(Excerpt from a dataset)
· · · · ·
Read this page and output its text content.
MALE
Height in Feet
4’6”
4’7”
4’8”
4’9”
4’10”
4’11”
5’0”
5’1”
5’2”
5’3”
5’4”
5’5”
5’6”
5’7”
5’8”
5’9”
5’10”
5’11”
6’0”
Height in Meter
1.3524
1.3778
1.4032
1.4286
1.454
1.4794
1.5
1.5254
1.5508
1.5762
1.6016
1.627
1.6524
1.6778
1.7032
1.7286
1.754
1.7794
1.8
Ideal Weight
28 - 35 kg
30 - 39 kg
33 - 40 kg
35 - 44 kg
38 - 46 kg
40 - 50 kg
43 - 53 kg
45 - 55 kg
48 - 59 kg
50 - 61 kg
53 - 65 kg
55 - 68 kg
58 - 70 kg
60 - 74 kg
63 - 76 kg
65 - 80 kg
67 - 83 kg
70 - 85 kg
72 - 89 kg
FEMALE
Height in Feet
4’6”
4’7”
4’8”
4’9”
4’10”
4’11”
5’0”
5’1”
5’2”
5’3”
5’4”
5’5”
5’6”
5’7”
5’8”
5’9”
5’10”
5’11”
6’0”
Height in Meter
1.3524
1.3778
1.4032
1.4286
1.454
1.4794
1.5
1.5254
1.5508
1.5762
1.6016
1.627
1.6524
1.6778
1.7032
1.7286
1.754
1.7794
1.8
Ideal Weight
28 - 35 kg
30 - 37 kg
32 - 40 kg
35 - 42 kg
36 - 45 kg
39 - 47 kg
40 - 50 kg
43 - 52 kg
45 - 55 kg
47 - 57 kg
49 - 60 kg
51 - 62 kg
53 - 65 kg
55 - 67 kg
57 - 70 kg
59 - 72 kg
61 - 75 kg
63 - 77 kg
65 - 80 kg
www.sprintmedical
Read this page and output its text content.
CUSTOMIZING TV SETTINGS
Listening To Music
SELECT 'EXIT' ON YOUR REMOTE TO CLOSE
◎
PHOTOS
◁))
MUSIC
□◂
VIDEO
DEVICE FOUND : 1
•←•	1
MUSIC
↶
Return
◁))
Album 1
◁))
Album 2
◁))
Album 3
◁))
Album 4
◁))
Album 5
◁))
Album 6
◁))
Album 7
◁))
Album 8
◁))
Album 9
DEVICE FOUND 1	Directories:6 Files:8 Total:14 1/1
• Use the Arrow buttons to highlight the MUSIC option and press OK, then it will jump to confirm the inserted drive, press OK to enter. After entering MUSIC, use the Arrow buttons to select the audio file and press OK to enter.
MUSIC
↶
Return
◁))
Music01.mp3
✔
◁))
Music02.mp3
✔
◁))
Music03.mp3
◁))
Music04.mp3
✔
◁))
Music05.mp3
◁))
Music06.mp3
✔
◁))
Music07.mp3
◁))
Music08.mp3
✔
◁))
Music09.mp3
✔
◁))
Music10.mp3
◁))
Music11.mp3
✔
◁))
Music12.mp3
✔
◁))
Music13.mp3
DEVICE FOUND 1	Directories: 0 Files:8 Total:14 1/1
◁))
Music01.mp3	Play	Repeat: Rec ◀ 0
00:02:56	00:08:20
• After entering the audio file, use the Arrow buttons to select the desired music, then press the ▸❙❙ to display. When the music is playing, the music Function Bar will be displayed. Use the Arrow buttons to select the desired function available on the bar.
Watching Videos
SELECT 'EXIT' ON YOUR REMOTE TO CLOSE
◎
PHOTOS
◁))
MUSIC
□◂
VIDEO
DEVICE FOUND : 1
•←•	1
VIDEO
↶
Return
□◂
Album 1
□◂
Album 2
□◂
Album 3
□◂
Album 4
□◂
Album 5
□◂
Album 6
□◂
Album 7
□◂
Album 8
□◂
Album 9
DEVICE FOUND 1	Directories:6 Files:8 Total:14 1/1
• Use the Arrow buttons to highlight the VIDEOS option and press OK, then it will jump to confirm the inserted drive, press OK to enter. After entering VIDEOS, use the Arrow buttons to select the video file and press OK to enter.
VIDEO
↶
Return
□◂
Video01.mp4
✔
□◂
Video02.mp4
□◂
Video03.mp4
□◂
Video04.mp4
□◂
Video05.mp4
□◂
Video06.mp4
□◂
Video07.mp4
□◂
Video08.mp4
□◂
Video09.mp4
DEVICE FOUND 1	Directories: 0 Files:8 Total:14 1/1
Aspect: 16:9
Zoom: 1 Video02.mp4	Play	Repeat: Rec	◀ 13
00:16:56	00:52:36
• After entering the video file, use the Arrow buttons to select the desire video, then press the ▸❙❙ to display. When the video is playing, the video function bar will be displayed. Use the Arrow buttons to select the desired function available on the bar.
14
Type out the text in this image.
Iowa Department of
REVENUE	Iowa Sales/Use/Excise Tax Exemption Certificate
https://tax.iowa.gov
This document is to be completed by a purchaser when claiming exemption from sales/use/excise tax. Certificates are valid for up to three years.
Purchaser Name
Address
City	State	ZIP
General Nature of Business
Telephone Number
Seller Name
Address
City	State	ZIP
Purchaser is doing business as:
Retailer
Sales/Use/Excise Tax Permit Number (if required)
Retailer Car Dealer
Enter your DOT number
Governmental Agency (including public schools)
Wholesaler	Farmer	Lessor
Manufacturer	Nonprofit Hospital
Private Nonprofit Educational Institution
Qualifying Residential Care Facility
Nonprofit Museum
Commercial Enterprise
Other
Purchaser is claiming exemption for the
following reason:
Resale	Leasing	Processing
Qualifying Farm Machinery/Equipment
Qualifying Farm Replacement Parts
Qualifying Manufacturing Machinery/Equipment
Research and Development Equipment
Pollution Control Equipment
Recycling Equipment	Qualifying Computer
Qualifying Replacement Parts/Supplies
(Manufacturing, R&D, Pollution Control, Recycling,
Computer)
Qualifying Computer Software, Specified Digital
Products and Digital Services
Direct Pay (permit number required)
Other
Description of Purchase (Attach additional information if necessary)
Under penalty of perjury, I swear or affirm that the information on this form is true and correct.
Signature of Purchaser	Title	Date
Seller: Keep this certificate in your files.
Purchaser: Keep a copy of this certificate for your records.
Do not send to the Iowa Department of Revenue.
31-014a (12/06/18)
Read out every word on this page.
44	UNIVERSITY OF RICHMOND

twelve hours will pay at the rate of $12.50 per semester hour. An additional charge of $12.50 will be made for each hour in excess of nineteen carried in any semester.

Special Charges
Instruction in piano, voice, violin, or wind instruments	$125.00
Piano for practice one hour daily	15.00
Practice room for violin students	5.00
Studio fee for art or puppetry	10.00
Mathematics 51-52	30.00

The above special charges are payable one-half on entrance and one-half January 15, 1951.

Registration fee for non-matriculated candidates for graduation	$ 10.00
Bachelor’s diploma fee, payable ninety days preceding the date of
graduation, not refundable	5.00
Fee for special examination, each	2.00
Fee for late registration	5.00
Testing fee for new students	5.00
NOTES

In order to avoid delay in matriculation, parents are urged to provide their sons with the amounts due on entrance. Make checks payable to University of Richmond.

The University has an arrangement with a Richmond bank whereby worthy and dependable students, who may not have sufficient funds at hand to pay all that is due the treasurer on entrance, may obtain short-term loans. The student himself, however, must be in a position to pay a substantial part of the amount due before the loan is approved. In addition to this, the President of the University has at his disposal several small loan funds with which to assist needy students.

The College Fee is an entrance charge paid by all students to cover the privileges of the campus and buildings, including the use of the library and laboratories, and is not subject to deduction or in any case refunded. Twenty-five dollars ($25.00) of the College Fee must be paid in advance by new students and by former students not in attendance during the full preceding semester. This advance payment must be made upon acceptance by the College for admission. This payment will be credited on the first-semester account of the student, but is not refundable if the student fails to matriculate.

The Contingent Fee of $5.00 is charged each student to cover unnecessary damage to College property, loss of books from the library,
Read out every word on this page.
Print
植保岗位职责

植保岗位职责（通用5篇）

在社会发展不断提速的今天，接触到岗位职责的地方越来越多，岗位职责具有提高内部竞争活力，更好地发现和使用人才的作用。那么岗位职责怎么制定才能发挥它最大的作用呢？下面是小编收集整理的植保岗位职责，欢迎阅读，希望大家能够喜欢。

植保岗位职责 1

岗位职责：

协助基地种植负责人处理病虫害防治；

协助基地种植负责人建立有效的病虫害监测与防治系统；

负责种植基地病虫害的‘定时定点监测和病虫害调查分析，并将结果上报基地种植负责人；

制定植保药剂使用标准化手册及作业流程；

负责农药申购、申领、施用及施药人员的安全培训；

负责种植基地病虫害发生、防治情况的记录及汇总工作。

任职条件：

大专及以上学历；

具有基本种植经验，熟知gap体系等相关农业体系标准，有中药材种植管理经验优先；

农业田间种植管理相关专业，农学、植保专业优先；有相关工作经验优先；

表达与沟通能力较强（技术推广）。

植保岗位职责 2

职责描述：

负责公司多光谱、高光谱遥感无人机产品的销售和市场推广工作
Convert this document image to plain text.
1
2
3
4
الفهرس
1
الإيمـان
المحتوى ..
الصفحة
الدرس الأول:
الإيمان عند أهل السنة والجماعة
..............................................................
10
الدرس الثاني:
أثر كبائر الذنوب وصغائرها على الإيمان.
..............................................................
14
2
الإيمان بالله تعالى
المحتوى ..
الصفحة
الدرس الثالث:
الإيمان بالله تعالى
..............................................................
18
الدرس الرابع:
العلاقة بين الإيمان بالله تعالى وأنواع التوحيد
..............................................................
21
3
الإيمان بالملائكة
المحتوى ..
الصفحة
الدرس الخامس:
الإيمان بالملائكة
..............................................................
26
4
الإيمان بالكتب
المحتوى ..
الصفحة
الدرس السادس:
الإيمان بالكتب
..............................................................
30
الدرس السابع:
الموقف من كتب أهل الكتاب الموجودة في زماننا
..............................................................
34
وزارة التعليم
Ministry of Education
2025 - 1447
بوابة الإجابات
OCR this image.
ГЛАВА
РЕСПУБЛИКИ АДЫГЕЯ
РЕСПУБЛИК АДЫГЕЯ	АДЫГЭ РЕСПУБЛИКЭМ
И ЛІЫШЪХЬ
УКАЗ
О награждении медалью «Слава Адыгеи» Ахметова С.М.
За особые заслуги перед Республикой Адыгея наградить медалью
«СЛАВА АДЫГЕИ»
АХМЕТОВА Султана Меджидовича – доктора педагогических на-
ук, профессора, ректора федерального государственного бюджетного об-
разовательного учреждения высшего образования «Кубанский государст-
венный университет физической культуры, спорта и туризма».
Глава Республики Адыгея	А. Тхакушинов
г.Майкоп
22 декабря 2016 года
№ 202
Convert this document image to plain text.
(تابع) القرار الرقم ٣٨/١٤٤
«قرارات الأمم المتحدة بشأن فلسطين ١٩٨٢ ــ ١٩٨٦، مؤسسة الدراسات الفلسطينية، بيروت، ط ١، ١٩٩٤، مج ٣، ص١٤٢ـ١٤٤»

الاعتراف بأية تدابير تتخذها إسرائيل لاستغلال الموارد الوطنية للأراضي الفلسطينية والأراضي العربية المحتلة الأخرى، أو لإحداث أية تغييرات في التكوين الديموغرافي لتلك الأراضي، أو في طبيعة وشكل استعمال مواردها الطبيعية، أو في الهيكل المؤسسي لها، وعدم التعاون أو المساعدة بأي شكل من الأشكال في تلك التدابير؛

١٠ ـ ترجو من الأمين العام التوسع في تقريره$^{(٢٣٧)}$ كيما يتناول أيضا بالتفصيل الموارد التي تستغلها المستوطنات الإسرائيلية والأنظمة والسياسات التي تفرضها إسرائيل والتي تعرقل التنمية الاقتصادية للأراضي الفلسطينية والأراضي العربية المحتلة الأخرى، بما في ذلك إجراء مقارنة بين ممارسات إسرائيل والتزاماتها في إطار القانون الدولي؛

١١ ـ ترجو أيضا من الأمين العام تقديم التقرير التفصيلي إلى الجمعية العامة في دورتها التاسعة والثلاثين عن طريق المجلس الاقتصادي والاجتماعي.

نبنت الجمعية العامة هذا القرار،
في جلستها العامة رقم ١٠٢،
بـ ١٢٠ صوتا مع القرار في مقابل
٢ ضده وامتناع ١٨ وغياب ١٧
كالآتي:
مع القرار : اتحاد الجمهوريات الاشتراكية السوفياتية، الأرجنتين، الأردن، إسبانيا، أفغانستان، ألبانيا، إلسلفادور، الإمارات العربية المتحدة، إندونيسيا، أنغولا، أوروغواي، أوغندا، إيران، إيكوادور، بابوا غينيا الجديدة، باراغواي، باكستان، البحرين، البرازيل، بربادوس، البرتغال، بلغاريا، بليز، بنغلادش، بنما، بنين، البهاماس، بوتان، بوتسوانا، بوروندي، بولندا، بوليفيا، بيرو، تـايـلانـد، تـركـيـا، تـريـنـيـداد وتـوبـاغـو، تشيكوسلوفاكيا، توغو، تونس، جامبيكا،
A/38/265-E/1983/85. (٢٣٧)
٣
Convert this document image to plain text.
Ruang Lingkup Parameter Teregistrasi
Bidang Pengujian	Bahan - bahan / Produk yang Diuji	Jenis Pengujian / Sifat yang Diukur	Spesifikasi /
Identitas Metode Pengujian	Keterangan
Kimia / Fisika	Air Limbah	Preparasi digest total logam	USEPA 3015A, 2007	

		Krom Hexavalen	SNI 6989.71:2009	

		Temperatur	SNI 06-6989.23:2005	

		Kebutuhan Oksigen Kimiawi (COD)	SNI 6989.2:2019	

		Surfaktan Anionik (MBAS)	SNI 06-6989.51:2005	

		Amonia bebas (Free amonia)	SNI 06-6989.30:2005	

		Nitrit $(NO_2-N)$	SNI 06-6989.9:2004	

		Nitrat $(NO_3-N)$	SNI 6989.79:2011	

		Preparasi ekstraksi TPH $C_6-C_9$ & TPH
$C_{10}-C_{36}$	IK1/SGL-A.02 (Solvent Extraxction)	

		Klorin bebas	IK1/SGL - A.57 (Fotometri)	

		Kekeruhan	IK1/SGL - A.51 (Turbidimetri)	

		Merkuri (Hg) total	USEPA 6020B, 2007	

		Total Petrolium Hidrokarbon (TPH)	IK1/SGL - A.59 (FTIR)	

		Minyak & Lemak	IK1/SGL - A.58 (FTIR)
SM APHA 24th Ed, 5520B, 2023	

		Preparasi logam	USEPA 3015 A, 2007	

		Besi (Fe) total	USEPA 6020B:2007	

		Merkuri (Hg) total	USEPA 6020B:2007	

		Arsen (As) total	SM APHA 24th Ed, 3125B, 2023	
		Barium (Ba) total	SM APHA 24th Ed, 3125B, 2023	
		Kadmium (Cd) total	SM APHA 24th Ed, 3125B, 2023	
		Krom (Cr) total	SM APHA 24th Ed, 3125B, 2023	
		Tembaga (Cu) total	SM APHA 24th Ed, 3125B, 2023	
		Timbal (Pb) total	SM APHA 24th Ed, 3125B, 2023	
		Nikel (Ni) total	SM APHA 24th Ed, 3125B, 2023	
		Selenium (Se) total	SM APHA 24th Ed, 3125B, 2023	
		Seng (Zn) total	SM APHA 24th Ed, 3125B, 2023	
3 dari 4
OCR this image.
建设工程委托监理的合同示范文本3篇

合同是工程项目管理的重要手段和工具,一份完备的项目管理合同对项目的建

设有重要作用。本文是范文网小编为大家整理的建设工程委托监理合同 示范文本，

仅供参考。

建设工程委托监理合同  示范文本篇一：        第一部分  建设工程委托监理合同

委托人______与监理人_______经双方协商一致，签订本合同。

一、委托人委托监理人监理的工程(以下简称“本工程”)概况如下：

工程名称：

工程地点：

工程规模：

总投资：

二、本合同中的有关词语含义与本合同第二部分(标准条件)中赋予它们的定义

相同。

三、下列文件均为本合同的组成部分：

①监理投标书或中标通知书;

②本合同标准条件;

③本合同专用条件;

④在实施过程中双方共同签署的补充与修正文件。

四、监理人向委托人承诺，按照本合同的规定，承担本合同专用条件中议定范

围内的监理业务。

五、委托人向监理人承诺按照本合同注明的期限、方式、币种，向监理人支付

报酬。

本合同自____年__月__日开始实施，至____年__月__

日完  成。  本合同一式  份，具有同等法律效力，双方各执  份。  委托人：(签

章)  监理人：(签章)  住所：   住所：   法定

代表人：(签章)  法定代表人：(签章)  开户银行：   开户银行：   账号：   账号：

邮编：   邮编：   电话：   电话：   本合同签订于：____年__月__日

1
· · · · ·
### What the task asks
The word "العامة" may appear on some lines. Report how many lines hold it, giving the number alone.

### Correct output
3